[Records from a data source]
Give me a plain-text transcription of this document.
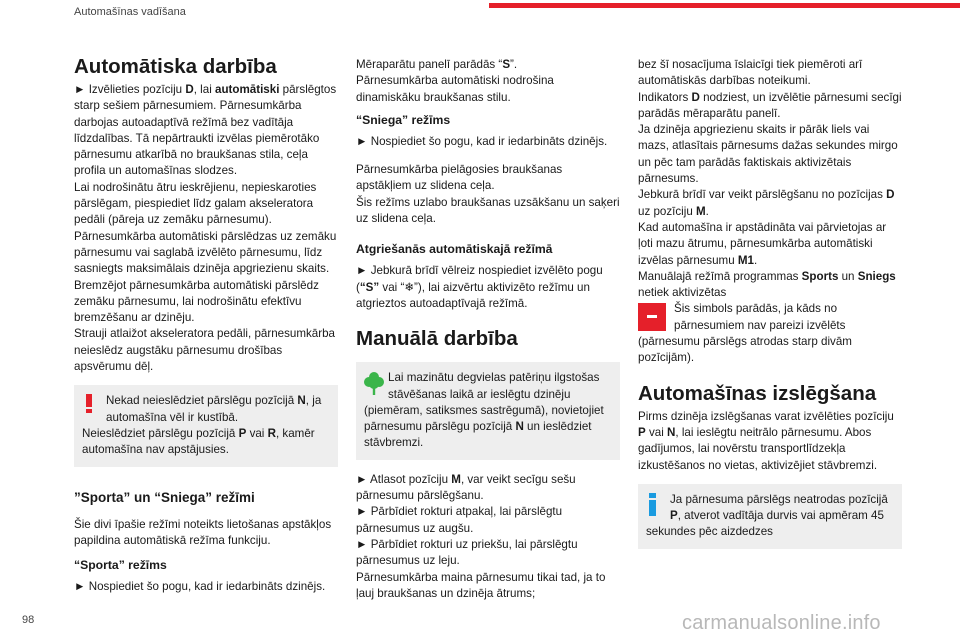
Automašīnas vadīšana
Automātiska darbība

► Izvēlieties pozīciju D, lai automātiski pārslēgtos starp sešiem pārnesumiem. Pārnesumkārba darbojas autoadaptīvā režīmā bez vadītāja līdzdalības. Tā nepārtraukti izvēlas piemērotāko pārnesumu atkarībā no braukšanas stila, ceļa profila un automašīnas slodzes.

Lai nodrošinātu ātru ieskrējienu, nepieskaroties pārslēgam, piespiediet līdz galam akseleratora pedāli (pāreja uz zemāku pārnesumu).

Pārnesumkārba automātiski pārslēdzas uz zemāku pārnesumu vai saglabā izvēlēto pārnesumu, līdz sasniegts maksimālais dzinēja apgriezienu skaits.

Bremzējot pārnesumkārba automātiski pārslēdz zemāku pārnesumu, lai nodrošinātu efektīvu bremzēšanu ar dzinēju.

Strauji atlaižot akseleratora pedāli, pārnesumkārba neieslēdz augstāku pārnesumu drošības apsvērumu dēļ.

Nekad neieslēdziet pārslēgu pozīcijā N, ja automašīna vēl ir kustībā.

Neieslēdziet pārslēgu pozīcijā P vai R, kamēr automašīna nav apstājusies.

”Sporta” un “Sniega” režīmi

Šie divi īpašie režīmi noteikts lietošanas apstākļos papildina automātiskā režīma funkciju.

“Sporta” režīms

► Nospiediet šo pogu, kad ir iedarbināts dzinējs.

Mēraparātu panelī parādās “S”.

Pārnesumkārba automātiski nodrošina dinamiskāku braukšanas stilu.

“Sniega” režīms

► Nospiediet šo pogu, kad ir iedarbināts dzinējs.

Pārnesumkārba pielāgosies braukšanas apstākļiem uz slidena ceļa.

Šis režīms uzlabo braukšanas uzsākšanu un saķeri uz slidena ceļa.

Atgriešanās automātiskajā režīmā

► Jebkurā brīdī vēlreiz nospiediet izvēlēto pogu (“S” vai “❄”), lai aizvērtu aktivizēto režīmu un atgrieztos autoadaptīvajā režīmā.

Manuālā darbība

Lai mazinātu degvielas patēriņu ilgstošas stāvēšanas laikā ar ieslēgtu dzinēju (piemēram, satiksmes sastrēgumā), novietojiet pārnesumu pārslēgu pozīcijā N un ieslēdziet stāvbremzi.

► Atlasot pozīciju M, var veikt secīgu sešu pārnesumu pārslēgšanu.

► Pārbīdiet rokturi atpakaļ, lai pārslēgtu pārnesumus uz augšu.

► Pārbīdiet rokturi uz priekšu, lai pārslēgtu pārnesumus uz leju.

Pārnesumkārba maina pārnesumu tikai tad, ja to ļauj braukšanas un dzinēja ātrums;

bez šī nosacījuma īslaicīgi tiek piemēroti arī automātiskās darbības noteikumi.

Indikators D nodziest, un izvēlētie pārnesumi secīgi parādās mēraparātu panelī.

Ja dzinēja apgriezienu skaits ir pārāk liels vai mazs, atlasītais pārnesums dažas sekundes mirgo un pēc tam parādās faktiskais aktivizētais pārnesums.

Jebkurā brīdī var veikt pārslēgšanu no pozīcijas D uz pozīciju M.

Kad automašīna ir apstādināta vai pārvietojas ar ļoti mazu ātrumu, pārnesumkārba automātiski izvēlas pārnesumu M1.

Manuālajā režīmā programmas Sports un Sniegs netiek aktivizētas

Šis simbols parādās, ja kāds no pārnesumiem nav pareizi izvēlēts (pārnesumu pārslēgs atrodas starp divām pozīcijām).

Automašīnas izslēgšana

Pirms dzinēja izslēgšanas varat izvēlēties pozīciju P vai N, lai ieslēgtu neitrālo pārnesumu. Abos gadījumos, lai novērstu transportlīdzekļa izkustēšanos no vietas, aktivizējiet stāvbremzi.

Ja pārnesuma pārslēgs neatrodas pozīcijā P, atverot vadītāja durvis vai apmēram 45 sekundes pēc aizdedzes

98	carmanualsonline.info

What is required: Can you repeat every record above exactly, apart from the pictures?

Answer in full:
Give me a plain-text transcription of this document.
Automašīnas vadīšana
Automātiska darbība

► Izvēlieties pozīciju D, lai automātiski pārslēgtos starp sešiem pārnesumiem. Pārnesumkārba darbojas autoadaptīvā režīmā bez vadītāja līdzdalības. Tā nepārtraukti izvēlas piemērotāko pārnesumu atkarībā no braukšanas stila, ceļa profila un automašīnas slodzes.

Lai nodrošinātu ātru ieskrējienu, nepieskaroties pārslēgam, piespiediet līdz galam akseleratora pedāli (pāreja uz zemāku pārnesumu).

Pārnesumkārba automātiski pārslēdzas uz zemāku pārnesumu vai saglabā izvēlēto pārnesumu, līdz sasniegts maksimālais dzinēja apgriezienu skaits.

Bremzējot pārnesumkārba automātiski pārslēdz zemāku pārnesumu, lai nodrošinātu efektīvu bremzēšanu ar dzinēju.

Strauji atlaižot akseleratora pedāli, pārnesumkārba neieslēdz augstāku pārnesumu drošības apsvērumu dēļ.

Nekad neieslēdziet pārslēgu pozīcijā N, ja automašīna vēl ir kustībā.

Neieslēdziet pārslēgu pozīcijā P vai R, kamēr automašīna nav apstājusies.

”Sporta” un “Sniega” režīmi

Šie divi īpašie režīmi noteikts lietošanas apstākļos papildina automātiskā režīma funkciju.

“Sporta” režīms

► Nospiediet šo pogu, kad ir iedarbināts dzinējs.

Mēraparātu panelī parādās “S”.

Pārnesumkārba automātiski nodrošina dinamiskāku braukšanas stilu.

“Sniega” režīms

► Nospiediet šo pogu, kad ir iedarbināts dzinējs.

Pārnesumkārba pielāgosies braukšanas apstākļiem uz slidena ceļa.

Šis režīms uzlabo braukšanas uzsākšanu un saķeri uz slidena ceļa.

Atgriešanās automātiskajā režīmā

► Jebkurā brīdī vēlreiz nospiediet izvēlēto pogu (“S” vai “❄”), lai aizvērtu aktivizēto režīmu un atgrieztos autoadaptīvajā režīmā.

Manuālā darbība

Lai mazinātu degvielas patēriņu ilgstošas stāvēšanas laikā ar ieslēgtu dzinēju (piemēram, satiksmes sastrēgumā), novietojiet pārnesumu pārslēgu pozīcijā N un ieslēdziet stāvbremzi.

► Atlasot pozīciju M, var veikt secīgu sešu pārnesumu pārslēgšanu.

► Pārbīdiet rokturi atpakaļ, lai pārslēgtu pārnesumus uz augšu.

► Pārbīdiet rokturi uz priekšu, lai pārslēgtu pārnesumus uz leju.

Pārnesumkārba maina pārnesumu tikai tad, ja to ļauj braukšanas un dzinēja ātrums;

bez šī nosacījuma īslaicīgi tiek piemēroti arī automātiskās darbības noteikumi.

Indikators D nodziest, un izvēlētie pārnesumi secīgi parādās mēraparātu panelī.

Ja dzinēja apgriezienu skaits ir pārāk liels vai mazs, atlasītais pārnesums dažas sekundes mirgo un pēc tam parādās faktiskais aktivizētais pārnesums.

Jebkurā brīdī var veikt pārslēgšanu no pozīcijas D uz pozīciju M.

Kad automašīna ir apstādināta vai pārvietojas ar ļoti mazu ātrumu, pārnesumkārba automātiski izvēlas pārnesumu M1.

Manuālajā režīmā programmas Sports un Sniegs netiek aktivizētas

Šis simbols parādās, ja kāds no pārnesumiem nav pareizi izvēlēts (pārnesumu pārslēgs atrodas starp divām pozīcijām).

Automašīnas izslēgšana

Pirms dzinēja izslēgšanas varat izvēlēties pozīciju P vai N, lai ieslēgtu neitrālo pārnesumu. Abos gadījumos, lai novērstu transportlīdzekļa izkustēšanos no vietas, aktivizējiet stāvbremzi.

Ja pārnesuma pārslēgs neatrodas pozīcijā P, atverot vadītāja durvis vai apmēram 45 sekundes pēc aizdedzes

98	carmanualsonline.info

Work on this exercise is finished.